> [Stored records]:

******

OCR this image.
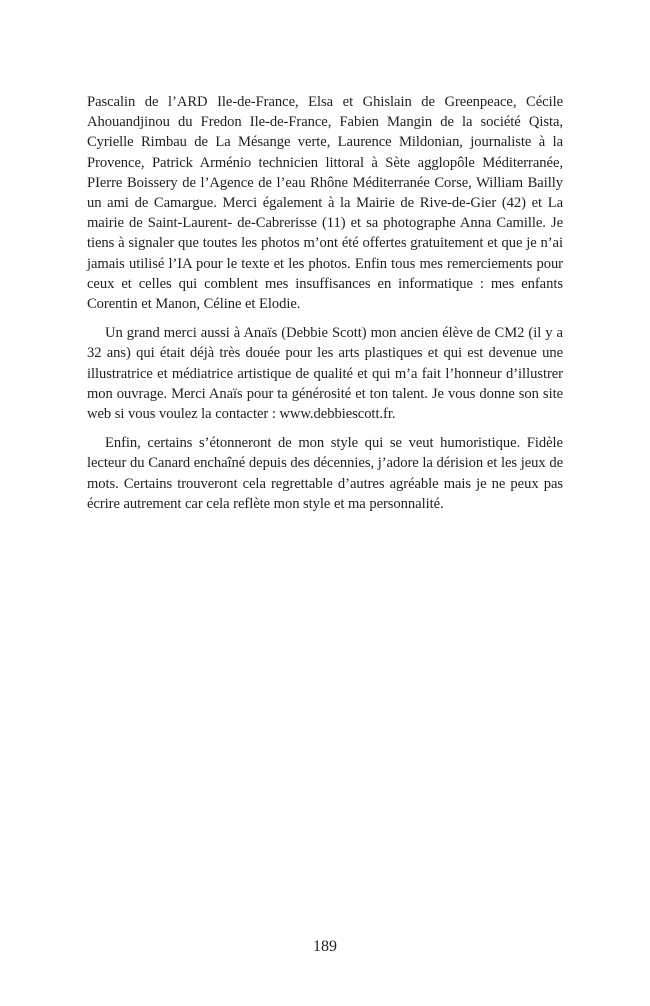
Pascalin de l’ARD Ile-de-France, Elsa et Ghislain de Greenpeace, Cécile Ahouandjinou du Fredon Ile-de-France, Fabien Mangin de la société Qista, Cyrielle Rimbau de La Mésange verte, Laurence Mildonian, journaliste à la Provence, Patrick Arménio technicien littoral à Sète agglopôle Méditerranée, PIerre Boissery de l’Agence de l’eau Rhône Méditerranée Corse, William Bailly un ami de Camargue. Merci également à la Mairie de Rive-de-Gier (42) et La mairie de Saint-Laurent- de-Cabrerisse (11) et sa photographe Anna Camille. Je tiens à signaler que toutes les photos m’ont été offertes gratuitement et que je n’ai jamais utilisé l’IA pour le texte et les photos. Enfin tous mes remerciements pour ceux et celles qui comblent mes insuffisances en informatique : mes enfants Corentin et Manon, Céline et Elodie.

Un grand merci aussi à Anaïs (Debbie Scott) mon ancien élève de CM2 (il y a 32 ans) qui était déjà très douée pour les arts plastiques et qui est devenue une illustratrice et médiatrice artistique de qualité et qui m’a fait l’honneur d’illustrer mon ouvrage. Merci Anaïs pour ta générosité et ton talent. Je vous donne son site web si vous voulez la contacter : www.debbiescott.fr.

Enfin, certains s’étonneront de mon style qui se veut humoristique. Fidèle lecteur du Canard enchaîné depuis des décennies, j’adore la dérision et les jeux de mots. Certains trouveront cela regrettable d’autres agréable mais je ne peux pas écrire autrement car cela reflète mon style et ma personnalité.

189
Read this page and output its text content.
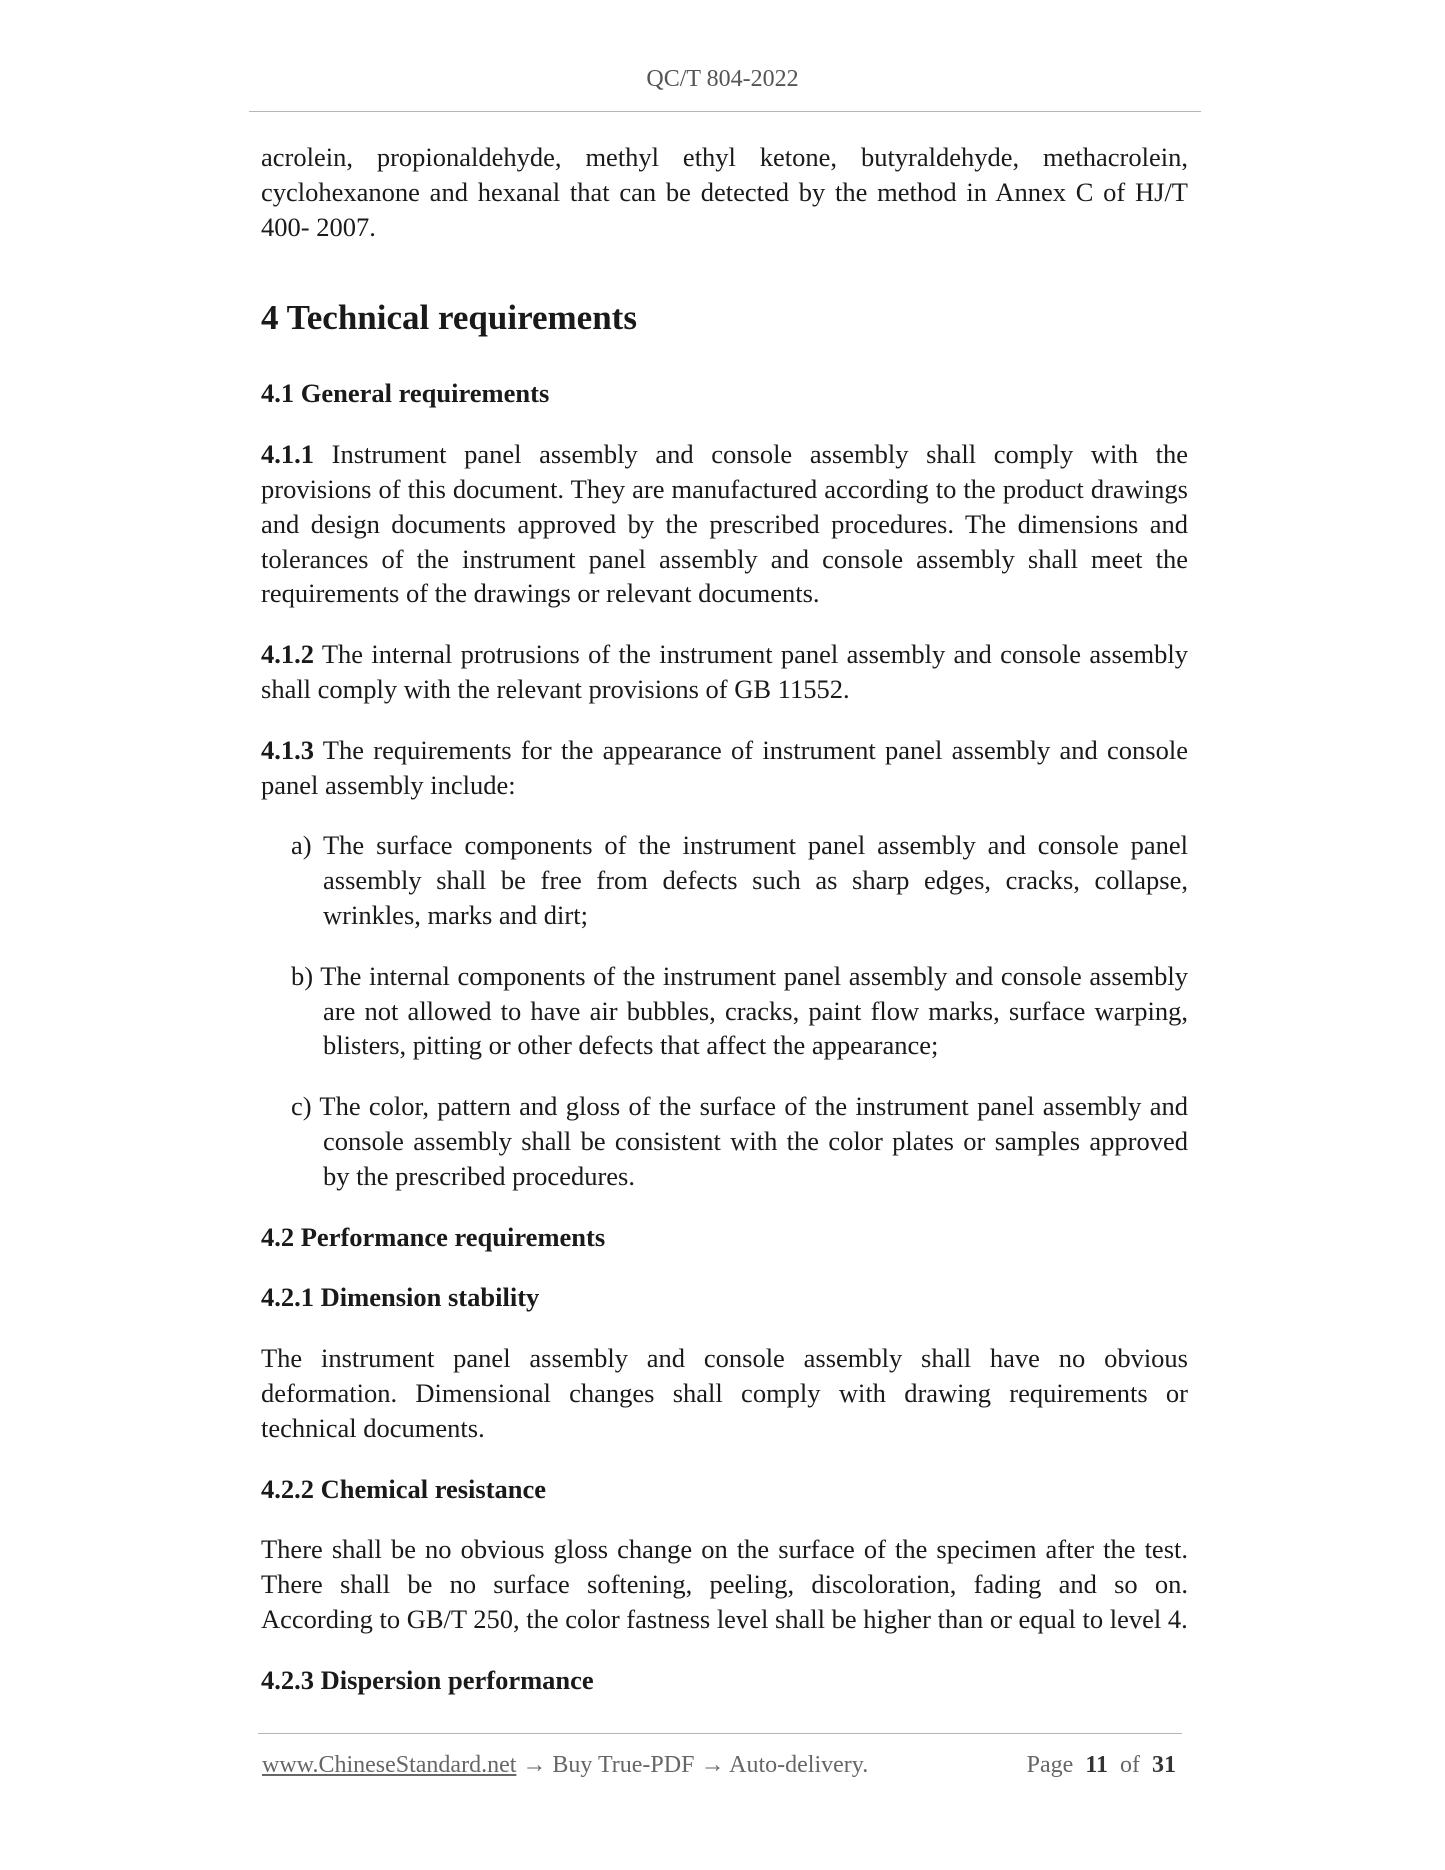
QC/T 804-2022

acrolein, propionaldehyde, methyl ethyl ketone, butyraldehyde, methacrolein, cyclohexanone and hexanal that can be detected by the method in Annex C of HJ/T 400- 2007.

4 Technical requirements
4.1 General requirements

4.1.1 Instrument panel assembly and console assembly shall comply with the provisions of this document. They are manufactured according to the product drawings and design documents approved by the prescribed procedures. The dimensions and tolerances of the instrument panel assembly and console assembly shall meet the requirements of the drawings or relevant documents.

4.1.2 The internal protrusions of the instrument panel assembly and console assembly shall comply with the relevant provisions of GB 11552.

4.1.3 The requirements for the appearance of instrument panel assembly and console panel assembly include:

a) The surface components of the instrument panel assembly and console panel assembly shall be free from defects such as sharp edges, cracks, collapse, wrinkles, marks and dirt;

b) The internal components of the instrument panel assembly and console assembly are not allowed to have air bubbles, cracks, paint flow marks, surface warping, blisters, pitting or other defects that affect the appearance;

c) The color, pattern and gloss of the surface of the instrument panel assembly and console assembly shall be consistent with the color plates or samples approved by the prescribed procedures.

4.2 Performance requirements
4.2.1 Dimension stability

The instrument panel assembly and console assembly shall have no obvious deformation. Dimensional changes shall comply with drawing requirements or technical documents.

4.2.2 Chemical resistance

There shall be no obvious gloss change on the surface of the specimen after the test. There shall be no surface softening, peeling, discoloration, fading and so on. According to GB/T 250, the color fastness level shall be higher than or equal to level 4.

4.2.3 Dispersion performance
www.ChineseStandard.net → Buy True-PDF → Auto-delivery.	Page 11 of 31
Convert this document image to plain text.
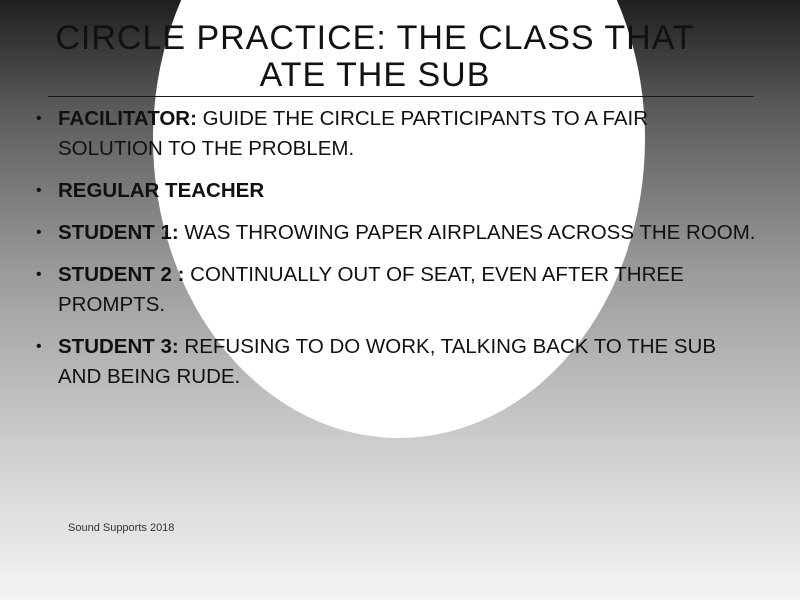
CIRCLE PRACTICE: THE CLASS THAT
ATE THE SUB
• FACILITATOR: GUIDE THE CIRCLE PARTICIPANTS TO A FAIR SOLUTION TO THE PROBLEM.
• REGULAR TEACHER
• STUDENT 1: WAS THROWING PAPER AIRPLANES ACROSS THE ROOM.
• STUDENT 2 : CONTINUALLY OUT OF SEAT, EVEN AFTER THREE PROMPTS.
• STUDENT 3: REFUSING TO DO WORK, TALKING BACK TO THE SUB AND BEING RUDE.
Sound Supports 2018
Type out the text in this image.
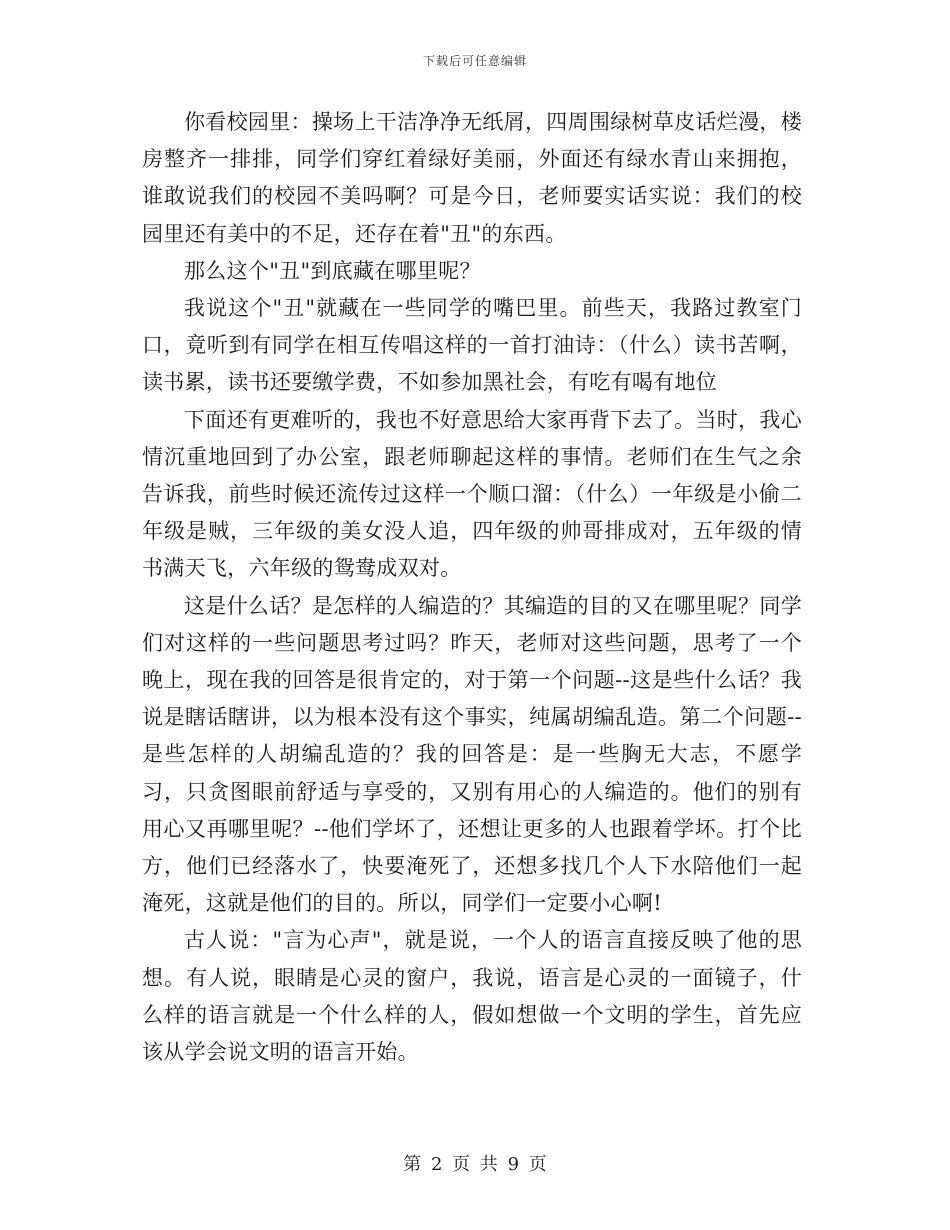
下载后可任意编辑

你看校园里：操场上干洁净净无纸屑，四周围绿树草皮话烂漫，楼房整齐一排排，同学们穿红着绿好美丽，外面还有绿水青山来拥抱，谁敢说我们的校园不美吗啊？可是今日，老师要实话实说：我们的校园里还有美中的不足，还存在着"丑"的东西。

那么这个"丑"到底藏在哪里呢？

我说这个"丑"就藏在一些同学的嘴巴里。前些天，我路过教室门口，竟听到有同学在相互传唱这样的一首打油诗：（什么）读书苦啊，读书累，读书还要缴学费，不如参加黑社会，有吃有喝有地位

下面还有更难听的，我也不好意思给大家再背下去了。当时，我心情沉重地回到了办公室，跟老师聊起这样的事情。老师们在生气之余告诉我，前些时候还流传过这样一个顺口溜：（什么）一年级是小偷二年级是贼，三年级的美女没人追，四年级的帅哥排成对，五年级的情书满天飞，六年级的鸳鸯成双对。

这是什么话？是怎样的人编造的？其编造的目的又在哪里呢？同学们对这样的一些问题思考过吗？昨天，老师对这些问题，思考了一个晚上，现在我的回答是很肯定的，对于第一个问题--这是些什么话？我说是瞎话瞎讲，以为根本没有这个事实，纯属胡编乱造。第二个问题--是些怎样的人胡编乱造的？我的回答是：是一些胸无大志，不愿学习，只贪图眼前舒适与享受的，又别有用心的人编造的。他们的别有用心又再哪里呢？--他们学坏了，还想让更多的人也跟着学坏。打个比方，他们已经落水了，快要淹死了，还想多找几个人下水陪他们一起淹死，这就是他们的目的。所以，同学们一定要小心啊!

古人说："言为心声"，就是说，一个人的语言直接反映了他的思想。有人说，眼睛是心灵的窗户，我说，语言是心灵的一面镜子，什么样的语言就是一个什么样的人，假如想做一个文明的学生，首先应该从学会说文明的语言开始。

第 2 页 共 9 页
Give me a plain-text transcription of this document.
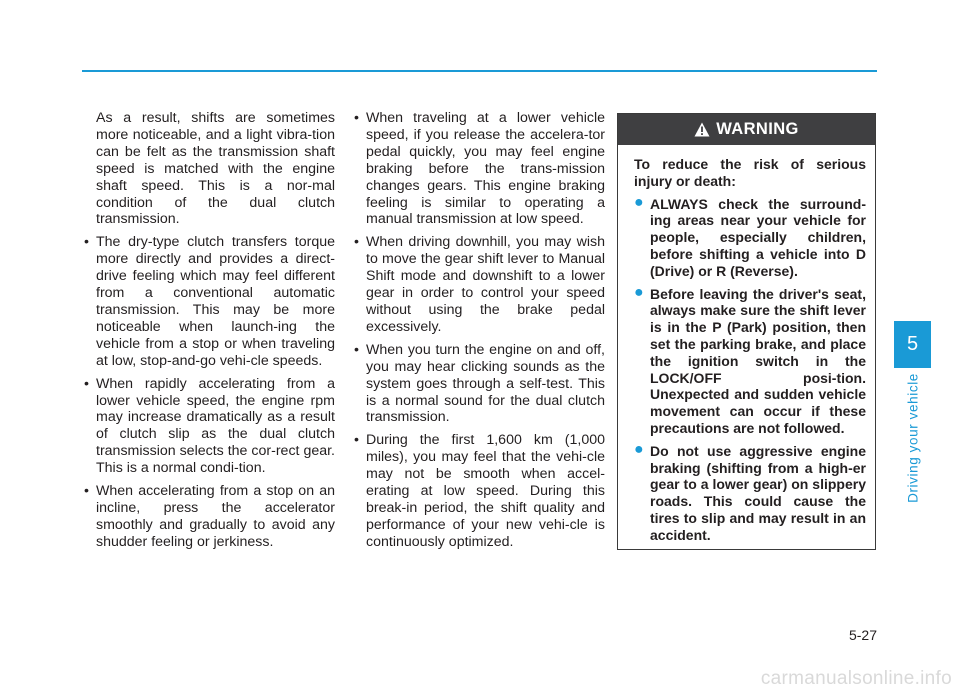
As a result, shifts are sometimes more noticeable, and a light vibra-tion can be felt as the transmission shaft speed is matched with the engine shaft speed. This is a nor-mal condition of the dual clutch transmission.

• The dry-type clutch transfers torque more directly and provides a direct-drive feeling which may feel different from a conventional automatic transmission. This may be more noticeable when launch-ing the vehicle from a stop or when traveling at low, stop-and-go vehi-cle speeds.

• When rapidly accelerating from a lower vehicle speed, the engine rpm may increase dramatically as a result of clutch slip as the dual clutch transmission selects the cor-rect gear. This is a normal condi-tion.

• When accelerating from a stop on an incline, press the accelerator smoothly and gradually to avoid any shudder feeling or jerkiness.

• When traveling at a lower vehicle speed, if you release the accelera-tor pedal quickly, you may feel engine braking before the trans-mission changes gears. This engine braking feeling is similar to operating a manual transmission at low speed.

• When driving downhill, you may wish to move the gear shift lever to Manual Shift mode and downshift to a lower gear in order to control your speed without using the brake pedal excessively.

• When you turn the engine on and off, you may hear clicking sounds as the system goes through a self-test. This is a normal sound for the dual clutch transmission.

• During the first 1,600 km (1,000 miles), you may feel that the vehi-cle may not be smooth when accel-erating at low speed. During this break-in period, the shift quality and performance of your new vehi-cle is continuously optimized.

WARNING

To reduce the risk of serious injury or death:

● ALWAYS check the surround-ing areas near your vehicle for people, especially children, before shifting a vehicle into D (Drive) or R (Reverse).
● Before leaving the driver's seat, always make sure the shift lever is in the P (Park) position, then set the parking brake, and place the ignition switch in the LOCK/OFF posi-tion. Unexpected and sudden vehicle movement can occur if these precautions are not followed.
● Do not use aggressive engine braking (shifting from a high-er gear to a lower gear) on slippery roads. This could cause the tires to slip and may result in an accident.
5
Driving your vehicle
5-27
carmanualsonline.info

******

> [What needs to be done]:
Locate all lines holding the word "Enfin", then copy them out.

> [Exercise result]:
Pascalin de l’ARD Ile-de-France, Elsa et Ghislain de Greenpeace, Cécile Ahouandjinou du Fredon Ile-de-France, Fabien Mangin de la société Qista, Cyrielle Rimbau de La Mésange verte, Laurence Mildonian, journaliste à la Provence, Patrick Arménio technicien littoral à Sète agglopôle Méditerranée, PIerre Boissery de l’Agence de l’eau Rhône Méditerranée Corse, William Bailly un ami de Camargue. Merci également à la Mairie de Rive-de-Gier (42) et La mairie de Saint-Laurent- de-Cabrerisse (11) et sa photographe Anna Camille. Je tiens à signaler que toutes les photos m’ont été offertes gratuitement et que je n’ai jamais utilisé l’IA pour le texte et les photos. Enfin tous mes remerciements pour ceux et celles qui comblent mes insuffisances en informatique : mes enfants Corentin et Manon, Céline et Elodie.
Enfin, certains s’étonneront de mon style qui se veut humoristique. Fidèle lecteur du Canard enchaîné depuis des décennies, j’adore la dérision et les jeux de mots. Certains trouveront cela regrettable d’autres agréable mais je ne peux pas écrire autrement car cela reflète mon style et ma personnalité.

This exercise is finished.